TASK PROMPT — Transcribe the data that follows precisely, omitting nothing.

* BEGIN TASK INPUT *

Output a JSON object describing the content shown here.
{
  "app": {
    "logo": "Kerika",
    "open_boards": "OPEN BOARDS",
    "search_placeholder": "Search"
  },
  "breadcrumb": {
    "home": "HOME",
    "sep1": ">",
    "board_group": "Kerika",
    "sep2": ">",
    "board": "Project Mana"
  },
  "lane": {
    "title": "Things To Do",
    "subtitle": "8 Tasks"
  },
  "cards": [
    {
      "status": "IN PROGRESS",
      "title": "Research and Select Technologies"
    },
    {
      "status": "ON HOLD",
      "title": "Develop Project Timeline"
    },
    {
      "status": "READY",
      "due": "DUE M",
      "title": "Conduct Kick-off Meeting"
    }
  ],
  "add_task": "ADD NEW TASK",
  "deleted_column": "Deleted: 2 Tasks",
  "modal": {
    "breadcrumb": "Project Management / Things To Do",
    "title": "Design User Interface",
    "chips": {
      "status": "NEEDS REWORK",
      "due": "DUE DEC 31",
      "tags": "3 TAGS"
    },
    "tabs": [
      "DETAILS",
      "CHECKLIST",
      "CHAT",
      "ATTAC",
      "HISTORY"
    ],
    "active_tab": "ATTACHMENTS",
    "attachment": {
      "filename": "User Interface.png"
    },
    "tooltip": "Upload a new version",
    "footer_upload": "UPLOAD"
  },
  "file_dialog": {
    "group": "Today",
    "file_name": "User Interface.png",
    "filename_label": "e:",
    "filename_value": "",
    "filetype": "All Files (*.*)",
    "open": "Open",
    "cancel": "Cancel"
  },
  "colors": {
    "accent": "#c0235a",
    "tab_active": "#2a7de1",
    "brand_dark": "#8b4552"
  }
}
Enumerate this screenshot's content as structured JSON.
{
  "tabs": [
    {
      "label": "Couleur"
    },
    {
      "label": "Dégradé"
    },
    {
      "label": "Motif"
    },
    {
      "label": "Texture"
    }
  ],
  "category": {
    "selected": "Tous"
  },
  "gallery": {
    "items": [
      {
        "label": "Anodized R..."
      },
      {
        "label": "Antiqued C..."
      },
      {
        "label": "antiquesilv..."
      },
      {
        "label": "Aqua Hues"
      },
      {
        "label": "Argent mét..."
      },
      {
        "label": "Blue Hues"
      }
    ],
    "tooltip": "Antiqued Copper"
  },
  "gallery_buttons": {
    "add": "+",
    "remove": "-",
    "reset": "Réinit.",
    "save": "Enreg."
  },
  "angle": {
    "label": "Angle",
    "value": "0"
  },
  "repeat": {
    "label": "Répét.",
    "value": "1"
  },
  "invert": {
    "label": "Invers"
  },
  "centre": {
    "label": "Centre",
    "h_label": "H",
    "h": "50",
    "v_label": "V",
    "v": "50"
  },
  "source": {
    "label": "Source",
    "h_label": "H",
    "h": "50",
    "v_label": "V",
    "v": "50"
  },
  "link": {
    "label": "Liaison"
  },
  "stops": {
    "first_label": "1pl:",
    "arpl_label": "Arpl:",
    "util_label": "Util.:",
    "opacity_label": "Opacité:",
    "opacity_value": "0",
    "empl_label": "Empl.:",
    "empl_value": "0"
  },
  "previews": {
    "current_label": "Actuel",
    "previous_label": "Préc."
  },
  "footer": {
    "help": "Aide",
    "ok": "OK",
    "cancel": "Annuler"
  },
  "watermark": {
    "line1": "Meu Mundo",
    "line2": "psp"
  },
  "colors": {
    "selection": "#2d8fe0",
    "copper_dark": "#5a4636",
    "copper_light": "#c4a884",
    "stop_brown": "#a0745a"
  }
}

* END TASK INPUT *

TASK RESULT —
Output a JSON object describing the content shown here.
{
  "app": {
    "logo": "Kerika",
    "open_boards": "OPEN BOARDS",
    "search_placeholder": "Search"
  },
  "breadcrumb": {
    "home": "HOME",
    "sep1": ">",
    "board_group": "Kerika",
    "sep2": ">",
    "board": "Project Mana"
  },
  "lane": {
    "title": "Things To Do",
    "subtitle": "8 Tasks"
  },
  "cards": [
    {
      "status": "IN PROGRESS",
      "title": "Research and Select Technologies"
    },
    {
      "status": "ON HOLD",
      "title": "Develop Project Timeline"
    },
    {
      "status": "READY",
      "due": "DUE M",
      "title": "Conduct Kick-off Meeting"
    }
  ],
  "add_task": "ADD NEW TASK",
  "deleted_column": "Deleted: 2 Tasks",
  "modal": {
    "breadcrumb": "Project Management / Things To Do",
    "title": "Design User Interface",
    "chips": {
      "status": "NEEDS REWORK",
      "due": "DUE DEC 31",
      "tags": "3 TAGS"
    },
    "tabs": [
      "DETAILS",
      "CHECKLIST",
      "CHAT",
      "ATTAC",
      "HISTORY"
    ],
    "active_tab": "ATTACHMENTS",
    "attachment": {
      "filename": "User Interface.png"
    },
    "tooltip": "Upload a new version",
    "footer_upload": "UPLOAD"
  },
  "file_dialog": {
    "group": "Today",
    "file_name": "User Interface.png",
    "filename_label": "e:",
    "filename_value": "",
    "filetype": "All Files (*.*)",
    "open": "Open",
    "cancel": "Cancel"
  },
  "colors": {
    "accent": "#c0235a",
    "tab_active": "#2a7de1",
    "brand_dark": "#8b4552"
  }
}
Enumerate this screenshot's content as structured JSON.
{
  "tabs": [
    {
      "label": "Couleur"
    },
    {
      "label": "Dégradé"
    },
    {
      "label": "Motif"
    },
    {
      "label": "Texture"
    }
  ],
  "category": {
    "selected": "Tous"
  },
  "gallery": {
    "items": [
      {
        "label": "Anodized R..."
      },
      {
        "label": "Antiqued C..."
      },
      {
        "label": "antiquesilv..."
      },
      {
        "label": "Aqua Hues"
      },
      {
        "label": "Argent mét..."
      },
      {
        "label": "Blue Hues"
      }
    ],
    "tooltip": "Antiqued Copper"
  },
  "gallery_buttons": {
    "add": "+",
    "remove": "-",
    "reset": "Réinit.",
    "save": "Enreg."
  },
  "angle": {
    "label": "Angle",
    "value": "0"
  },
  "repeat": {
    "label": "Répét.",
    "value": "1"
  },
  "invert": {
    "label": "Invers"
  },
  "centre": {
    "label": "Centre",
    "h_label": "H",
    "h": "50",
    "v_label": "V",
    "v": "50"
  },
  "source": {
    "label": "Source",
    "h_label": "H",
    "h": "50",
    "v_label": "V",
    "v": "50"
  },
  "link": {
    "label": "Liaison"
  },
  "stops": {
    "first_label": "1pl:",
    "arpl_label": "Arpl:",
    "util_label": "Util.:",
    "opacity_label": "Opacité:",
    "opacity_value": "0",
    "empl_label": "Empl.:",
    "empl_value": "0"
  },
  "previews": {
    "current_label": "Actuel",
    "previous_label": "Préc."
  },
  "footer": {
    "help": "Aide",
    "ok": "OK",
    "cancel": "Annuler"
  },
  "watermark": {
    "line1": "Meu Mundo",
    "line2": "psp"
  },
  "colors": {
    "selection": "#2d8fe0",
    "copper_dark": "#5a4636",
    "copper_light": "#c4a884",
    "stop_brown": "#a0745a"
  }
}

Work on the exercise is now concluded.